(SHORT EXERCISE) Gather all lines in the data that hold the string "reach".

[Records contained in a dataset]
• • •
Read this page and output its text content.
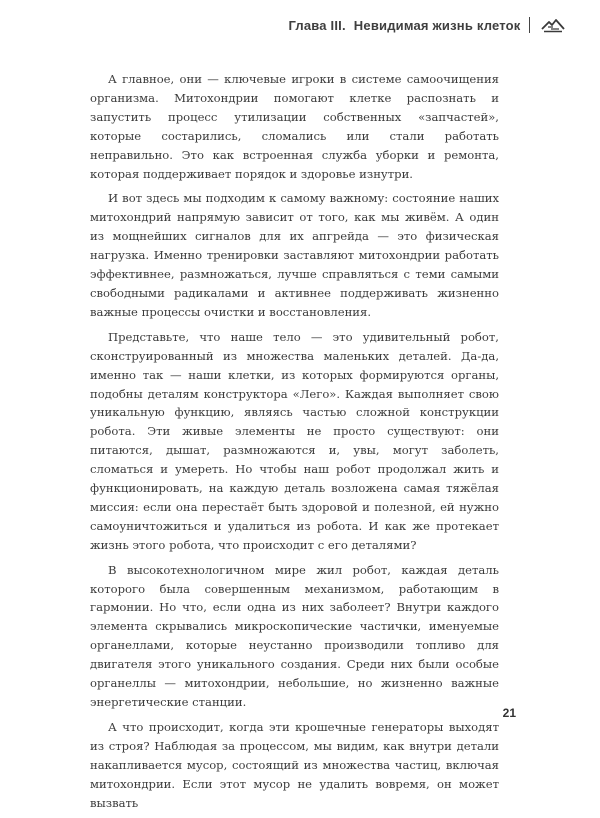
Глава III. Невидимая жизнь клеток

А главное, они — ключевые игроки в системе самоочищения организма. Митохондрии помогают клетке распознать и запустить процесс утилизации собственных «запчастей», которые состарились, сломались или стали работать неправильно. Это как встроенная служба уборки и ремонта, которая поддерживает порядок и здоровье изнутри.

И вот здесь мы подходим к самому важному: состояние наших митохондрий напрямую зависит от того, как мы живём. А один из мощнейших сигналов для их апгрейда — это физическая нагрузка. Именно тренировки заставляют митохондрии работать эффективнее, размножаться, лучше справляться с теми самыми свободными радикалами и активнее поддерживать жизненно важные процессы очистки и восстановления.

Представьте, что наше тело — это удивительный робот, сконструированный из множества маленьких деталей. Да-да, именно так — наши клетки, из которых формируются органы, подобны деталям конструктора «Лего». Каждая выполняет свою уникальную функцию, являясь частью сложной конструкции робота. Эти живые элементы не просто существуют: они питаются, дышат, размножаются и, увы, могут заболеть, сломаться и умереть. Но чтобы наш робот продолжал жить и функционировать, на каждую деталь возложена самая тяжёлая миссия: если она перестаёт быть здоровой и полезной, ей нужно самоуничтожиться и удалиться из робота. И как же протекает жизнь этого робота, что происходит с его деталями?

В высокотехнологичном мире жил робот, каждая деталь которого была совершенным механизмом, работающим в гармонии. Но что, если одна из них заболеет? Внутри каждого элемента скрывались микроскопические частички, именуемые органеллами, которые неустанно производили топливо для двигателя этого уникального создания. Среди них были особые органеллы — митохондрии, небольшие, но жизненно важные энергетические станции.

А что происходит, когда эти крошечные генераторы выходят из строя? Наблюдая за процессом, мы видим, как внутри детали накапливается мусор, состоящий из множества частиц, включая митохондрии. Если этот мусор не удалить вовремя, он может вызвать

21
• • •
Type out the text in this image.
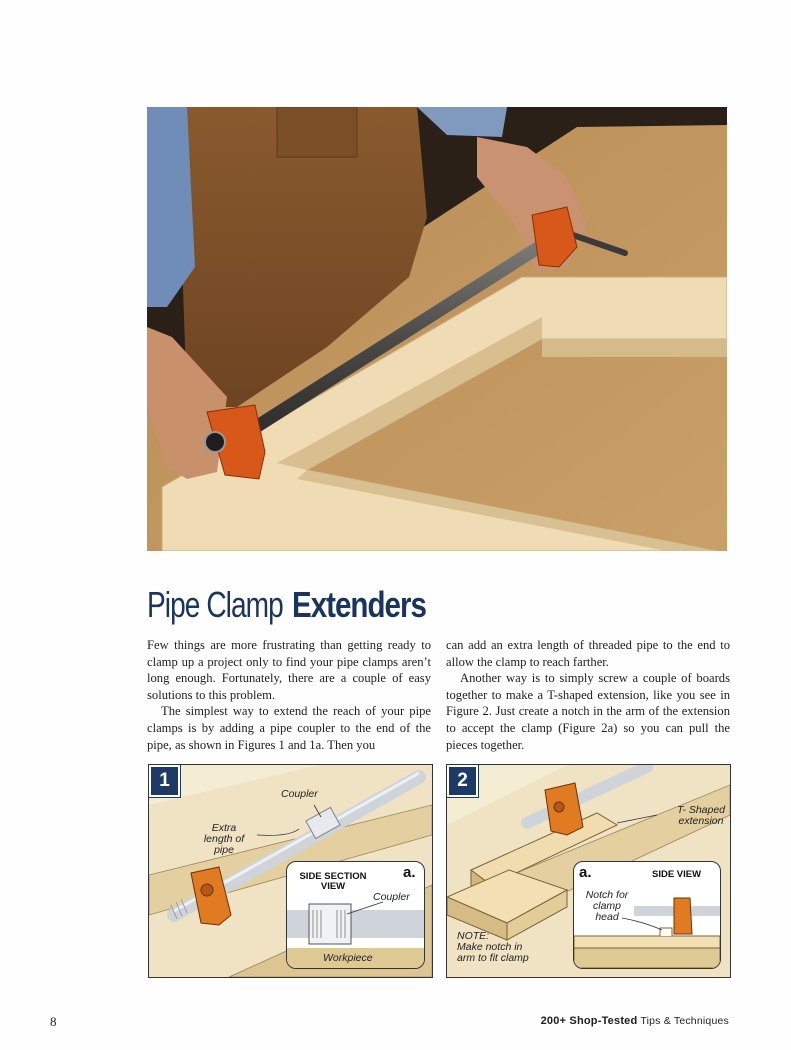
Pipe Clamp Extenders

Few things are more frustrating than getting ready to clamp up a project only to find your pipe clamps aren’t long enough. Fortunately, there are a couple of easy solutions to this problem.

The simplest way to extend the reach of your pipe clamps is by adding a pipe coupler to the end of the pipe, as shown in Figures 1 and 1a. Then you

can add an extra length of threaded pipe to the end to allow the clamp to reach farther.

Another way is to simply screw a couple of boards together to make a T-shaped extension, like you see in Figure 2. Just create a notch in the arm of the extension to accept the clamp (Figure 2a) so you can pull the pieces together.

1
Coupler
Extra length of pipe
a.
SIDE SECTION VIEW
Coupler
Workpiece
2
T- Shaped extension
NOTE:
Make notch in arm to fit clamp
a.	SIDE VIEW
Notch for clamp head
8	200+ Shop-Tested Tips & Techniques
• • •
(WRITTEN REPLY)
The simplest way to extend the reach of your pipe clamps is by adding a pipe coupler to the end of the pipe, as shown in Figures 1 and 1a. Then you
can add an extra length of threaded pipe to the end to allow the clamp to reach farther.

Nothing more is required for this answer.